> **DIRECTIONS**
[A] In the tdbloader2 thread, what kind of drive did Michael Brunnbauer move the tdb directory to?
[B] List each hardware and software component the tdbloader2 thread gives for the machine the loader runs on.
[C] Carry on writing the tdbloader2 thread from the point where it stops.
-------- PROVIDED TEXT --------
Wow.  That look like the unique node/triple ratio is quite high.  I take 
the data has a lots of content-like literals in it, or autogenerated URIs.

Lots of unique nodes can slow things down because of all the node writing.

>
>> Does tdbloader do better? (sometimes it does, sometimes it doesn't).
>
> I will try if I fail with tdbloader2 but I guess it will work now because
> I switched to a SSD for the tdb dir.

SSD+database => :-)

>
> Regards,
>
> Michael Brunnbauer
>

Re: tdbloader2 issues

Posted by Michael Brunnbauer <br...@netestate.de>.

Hello Andy,

On Tue, Mar 31, 2015 at 10:25:32AM +0100, Andy Seaborne wrote:
> >Also, tdbloader2 seems to be gradually slowed down from 100k triples/s to
> >< 1000 triples/s on a normal disk drive by random access after ca. 10 million
> >triples. Is this unavoidable? I made this change to tdbloader2 but I think it
> >is not relevant during the data phase:
> >
> >-    SORT_ARGS="--buffer-size=50%"
> >+    SORT_ARGS="--buffer-size=2048M"
> >
> >I have tried with Jena 2.13.0 and 2.11.1.
> 
> What's the machine it's running on?  OS?

Xeon E5502 with 48GB RAM, Linux 3.4.105 with glibc 2.19 and jdk-8u31-linux-x64.
-------- PROVIDED RECORDS --------
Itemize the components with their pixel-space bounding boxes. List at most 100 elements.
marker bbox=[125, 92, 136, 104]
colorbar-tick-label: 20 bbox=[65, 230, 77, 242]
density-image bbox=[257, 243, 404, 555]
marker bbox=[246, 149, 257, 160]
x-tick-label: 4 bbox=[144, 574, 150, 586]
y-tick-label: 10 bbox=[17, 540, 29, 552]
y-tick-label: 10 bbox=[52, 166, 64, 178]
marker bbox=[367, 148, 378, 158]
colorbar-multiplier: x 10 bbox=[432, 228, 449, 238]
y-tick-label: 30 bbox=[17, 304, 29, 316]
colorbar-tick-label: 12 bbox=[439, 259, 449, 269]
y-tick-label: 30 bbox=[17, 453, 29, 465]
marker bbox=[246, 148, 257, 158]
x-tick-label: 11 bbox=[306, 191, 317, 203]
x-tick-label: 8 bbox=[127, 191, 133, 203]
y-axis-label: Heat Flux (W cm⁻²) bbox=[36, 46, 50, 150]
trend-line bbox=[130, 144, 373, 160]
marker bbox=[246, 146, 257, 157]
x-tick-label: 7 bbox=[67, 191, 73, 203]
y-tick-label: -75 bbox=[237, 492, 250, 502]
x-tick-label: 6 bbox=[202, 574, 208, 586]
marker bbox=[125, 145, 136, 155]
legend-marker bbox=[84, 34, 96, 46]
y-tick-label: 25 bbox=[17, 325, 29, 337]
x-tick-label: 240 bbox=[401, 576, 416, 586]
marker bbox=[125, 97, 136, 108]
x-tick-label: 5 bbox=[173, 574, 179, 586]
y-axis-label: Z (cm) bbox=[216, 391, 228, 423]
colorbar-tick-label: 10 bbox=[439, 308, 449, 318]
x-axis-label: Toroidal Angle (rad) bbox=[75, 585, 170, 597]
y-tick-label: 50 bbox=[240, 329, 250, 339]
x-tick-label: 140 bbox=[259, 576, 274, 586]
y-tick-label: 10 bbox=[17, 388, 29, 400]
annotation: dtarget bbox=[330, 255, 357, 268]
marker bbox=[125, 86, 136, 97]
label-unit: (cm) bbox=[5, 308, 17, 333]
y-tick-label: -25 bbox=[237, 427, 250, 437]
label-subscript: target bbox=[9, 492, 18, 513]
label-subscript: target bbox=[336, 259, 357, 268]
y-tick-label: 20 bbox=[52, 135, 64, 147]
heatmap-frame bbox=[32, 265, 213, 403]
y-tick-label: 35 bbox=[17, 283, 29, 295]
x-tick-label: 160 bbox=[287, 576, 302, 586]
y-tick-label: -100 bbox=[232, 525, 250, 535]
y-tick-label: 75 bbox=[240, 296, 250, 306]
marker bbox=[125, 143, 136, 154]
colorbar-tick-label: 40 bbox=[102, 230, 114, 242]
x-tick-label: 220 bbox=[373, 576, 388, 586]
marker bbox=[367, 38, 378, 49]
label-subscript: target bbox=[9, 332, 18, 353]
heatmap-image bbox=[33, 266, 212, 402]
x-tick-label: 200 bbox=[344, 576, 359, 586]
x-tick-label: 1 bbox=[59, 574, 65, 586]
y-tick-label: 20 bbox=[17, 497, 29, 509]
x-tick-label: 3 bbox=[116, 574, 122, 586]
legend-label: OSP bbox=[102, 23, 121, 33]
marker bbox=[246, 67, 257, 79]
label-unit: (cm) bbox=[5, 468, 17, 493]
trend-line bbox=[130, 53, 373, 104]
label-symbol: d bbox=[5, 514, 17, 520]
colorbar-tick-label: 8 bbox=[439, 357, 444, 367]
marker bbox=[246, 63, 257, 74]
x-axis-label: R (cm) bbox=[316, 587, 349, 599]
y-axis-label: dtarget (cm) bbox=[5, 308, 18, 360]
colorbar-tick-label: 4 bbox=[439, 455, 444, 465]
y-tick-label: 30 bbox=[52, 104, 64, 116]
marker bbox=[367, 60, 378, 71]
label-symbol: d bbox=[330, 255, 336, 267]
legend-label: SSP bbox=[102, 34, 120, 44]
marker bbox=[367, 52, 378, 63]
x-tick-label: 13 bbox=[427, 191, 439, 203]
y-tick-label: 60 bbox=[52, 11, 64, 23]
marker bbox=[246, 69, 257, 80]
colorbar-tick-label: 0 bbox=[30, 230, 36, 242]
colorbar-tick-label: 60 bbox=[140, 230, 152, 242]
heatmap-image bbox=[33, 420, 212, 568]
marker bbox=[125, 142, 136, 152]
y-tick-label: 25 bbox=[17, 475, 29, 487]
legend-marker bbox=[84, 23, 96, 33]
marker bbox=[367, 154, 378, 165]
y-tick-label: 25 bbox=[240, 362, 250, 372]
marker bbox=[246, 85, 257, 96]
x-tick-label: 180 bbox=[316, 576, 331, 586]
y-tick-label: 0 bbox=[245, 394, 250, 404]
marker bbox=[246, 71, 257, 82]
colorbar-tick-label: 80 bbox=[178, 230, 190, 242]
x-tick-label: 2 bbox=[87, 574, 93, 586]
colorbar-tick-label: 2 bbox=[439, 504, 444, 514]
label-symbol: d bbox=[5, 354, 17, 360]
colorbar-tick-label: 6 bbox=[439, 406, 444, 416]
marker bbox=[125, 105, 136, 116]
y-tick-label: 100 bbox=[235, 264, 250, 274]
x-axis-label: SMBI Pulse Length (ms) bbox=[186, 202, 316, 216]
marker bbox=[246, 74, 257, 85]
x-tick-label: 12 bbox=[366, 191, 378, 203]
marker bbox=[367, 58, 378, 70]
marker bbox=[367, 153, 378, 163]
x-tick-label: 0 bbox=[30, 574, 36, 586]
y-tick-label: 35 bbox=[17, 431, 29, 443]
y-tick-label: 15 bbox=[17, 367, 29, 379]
--------
> **PER-TASK ANSWERS**
[A] An SSD.

[B]
- Xeon E5502
- 48GB RAM
- Linux 3.4.105
- glibc 2.19
- jdk-8u31-linux-x64

[C]
> As this is the data phase, tdbloader2 is, roughly, streaming the parser to
> disk, allocating nodeids (which is a bad access pattern).  What size are the
> node-related files?

I have it running right now at 

"INFO  Add: 138,800,000 Data (Batch: 15,792 / Avg: 9,656)"

-rw-r--r-- 1 java java 7070640000 Mar 31 13:10 data-triples.17513
-rw-r--r-- 1 java java 2021654528 Mar 31 13:10 node2id.dat
-rw-r--r-- 1 java java   16777216 Mar 31 13:10 node2id.idn
-rw-r--r-- 1 java java 3858513162 Mar 31 13:10 nodes.dat

> Does tdbloader do better? (sometimes it does, sometimes it doesn't).

I will try if I fail with tdbloader2 but I guess it will work now because
I switched to a SSD for the tdb dir.

Regards,

Michael Brunnbauer

-- 
++  Michael Brunnbauer
++  netEstate GmbH
++  Geisenhausener Straße 11a
++  81379 München
++  Tel +49 89 32 19 77 80
++  Fax +49 89 32 19 77 89 
++  E-Mail brunni@netestate.de
++  http://www.netestate.de/
++
++  Sitz: München, HRB Nr.142452 (Handelsregister B München)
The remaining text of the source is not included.